That's the kind of thing I recall being the main non-child-focused "merch" at the time - books, posters, art collections. I had at least a half a dozen of this sort of thing from TNG and TOS, and even as I moved into the more fic-focused side of fandom, I remember discussions of "well, where would they fit" and similar.

I don't know if any of that reminiscence is helpful (and kinda depends on whether your protagonists' nearest town has a Walden with a tall enough bottom shelf for oversize SF :) ).
Edited Date: 2026-01-03 01:35 pm (UTC)

(no subject)

Date: 2026-01-03 09:37 pm (UTC)
full_metal_ox: A gold Chinese Metal Ox zodiac charm. (Default)
From: [personal profile] full_metal_ox
Here’s an old Google Groups USENET post from alt.fandom.misc, listing science-fiction and fantasy conventions scheduled in 1996. None are mentioned for either Dakota; your character’s nearest options that year would’ve been in Winnipeg and St. Paul/Minneapolis.

https://groups.google.com/g/alt.fandom.misc/c/hUFQ3DcsiUs

The likeliest source of U.S.-based Fandom Elders who’d be able to fill you in on Klingon fandom history (and its artifacts) would be the Klingon Assault Group, a club originating in the Great Lakes area in 1989; they provide security at cons and perform charity work.

https://www.kag.org/

https://www.facebook.com/KlingonAssaultGroup/

https://klingon.wiki/En/KlingonAssaultGroup

(no subject)

Date: 2026-01-05 04:45 am (UTC)
full_metal_ox: A gold Chinese Metal Ox zodiac charm. (Default)

**Task prompt**
List every web address that appears in the fandom discussion. The data that comes after the fandom discussion is separate material and has no connection to it.

**Listed entries**
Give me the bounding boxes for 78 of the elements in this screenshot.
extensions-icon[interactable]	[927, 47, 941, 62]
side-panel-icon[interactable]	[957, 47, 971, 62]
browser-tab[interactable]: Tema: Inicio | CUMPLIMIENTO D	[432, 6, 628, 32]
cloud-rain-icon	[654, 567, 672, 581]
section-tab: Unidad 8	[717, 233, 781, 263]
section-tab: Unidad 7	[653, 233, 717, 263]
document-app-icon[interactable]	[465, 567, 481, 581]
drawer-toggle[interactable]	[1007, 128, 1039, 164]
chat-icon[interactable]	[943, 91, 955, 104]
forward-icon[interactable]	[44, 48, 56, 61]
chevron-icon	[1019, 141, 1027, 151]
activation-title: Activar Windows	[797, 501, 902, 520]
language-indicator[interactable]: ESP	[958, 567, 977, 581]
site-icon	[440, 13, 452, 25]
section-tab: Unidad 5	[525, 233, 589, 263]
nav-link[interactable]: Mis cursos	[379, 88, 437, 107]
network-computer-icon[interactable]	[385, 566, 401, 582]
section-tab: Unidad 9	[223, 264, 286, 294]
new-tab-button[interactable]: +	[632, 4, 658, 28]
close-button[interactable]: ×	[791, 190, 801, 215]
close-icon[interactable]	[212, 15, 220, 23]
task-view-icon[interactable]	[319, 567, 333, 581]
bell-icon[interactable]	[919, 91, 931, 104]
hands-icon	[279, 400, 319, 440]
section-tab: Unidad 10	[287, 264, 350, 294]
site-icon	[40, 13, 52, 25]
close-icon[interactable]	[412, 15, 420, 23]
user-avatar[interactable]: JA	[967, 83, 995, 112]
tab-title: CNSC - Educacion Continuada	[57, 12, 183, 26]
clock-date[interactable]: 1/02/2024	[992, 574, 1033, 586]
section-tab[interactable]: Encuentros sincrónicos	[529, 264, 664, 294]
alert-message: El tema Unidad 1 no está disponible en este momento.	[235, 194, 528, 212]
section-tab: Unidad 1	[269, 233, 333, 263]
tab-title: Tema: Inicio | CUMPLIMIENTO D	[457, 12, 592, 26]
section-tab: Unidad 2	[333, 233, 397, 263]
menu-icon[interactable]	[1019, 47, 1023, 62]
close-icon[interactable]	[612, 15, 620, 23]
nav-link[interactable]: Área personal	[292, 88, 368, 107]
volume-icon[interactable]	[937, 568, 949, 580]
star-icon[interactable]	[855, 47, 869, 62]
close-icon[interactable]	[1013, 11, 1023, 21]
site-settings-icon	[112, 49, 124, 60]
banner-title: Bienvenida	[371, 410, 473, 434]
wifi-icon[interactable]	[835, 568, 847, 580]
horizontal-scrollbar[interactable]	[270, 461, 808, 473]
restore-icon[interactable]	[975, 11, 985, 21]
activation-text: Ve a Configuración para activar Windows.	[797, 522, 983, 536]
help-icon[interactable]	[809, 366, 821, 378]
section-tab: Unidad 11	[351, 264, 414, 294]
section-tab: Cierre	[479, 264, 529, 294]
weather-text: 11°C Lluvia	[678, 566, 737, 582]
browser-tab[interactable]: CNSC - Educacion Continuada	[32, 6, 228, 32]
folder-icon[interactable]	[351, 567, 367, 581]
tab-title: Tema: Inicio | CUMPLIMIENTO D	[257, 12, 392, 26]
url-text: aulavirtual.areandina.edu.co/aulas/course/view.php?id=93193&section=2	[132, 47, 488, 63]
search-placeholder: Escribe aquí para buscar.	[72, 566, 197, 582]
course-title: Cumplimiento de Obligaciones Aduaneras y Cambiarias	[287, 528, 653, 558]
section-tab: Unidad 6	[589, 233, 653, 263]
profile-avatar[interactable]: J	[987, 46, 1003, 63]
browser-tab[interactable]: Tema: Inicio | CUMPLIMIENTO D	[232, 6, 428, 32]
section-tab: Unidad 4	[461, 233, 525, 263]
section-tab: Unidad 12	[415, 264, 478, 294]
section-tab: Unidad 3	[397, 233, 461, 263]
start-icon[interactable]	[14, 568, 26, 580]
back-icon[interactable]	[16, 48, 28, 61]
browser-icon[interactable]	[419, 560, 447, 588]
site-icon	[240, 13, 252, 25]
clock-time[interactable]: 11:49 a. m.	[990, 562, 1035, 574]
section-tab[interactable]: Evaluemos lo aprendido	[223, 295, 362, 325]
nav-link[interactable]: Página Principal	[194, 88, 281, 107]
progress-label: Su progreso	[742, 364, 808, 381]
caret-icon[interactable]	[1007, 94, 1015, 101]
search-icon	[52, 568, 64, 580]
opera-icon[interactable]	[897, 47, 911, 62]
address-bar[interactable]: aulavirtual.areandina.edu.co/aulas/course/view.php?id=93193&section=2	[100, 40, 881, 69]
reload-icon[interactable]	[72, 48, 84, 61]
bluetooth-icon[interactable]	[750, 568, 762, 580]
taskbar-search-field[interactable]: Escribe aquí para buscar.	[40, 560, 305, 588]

**Response below**
https://groups.google.com/g/alt.fandom.misc/c/hUFQ3DcsiUs
https://www.kag.org/
https://www.facebook.com/KlingonAssaultGroup/
https://klingon.wiki/En/KlingonAssaultGroup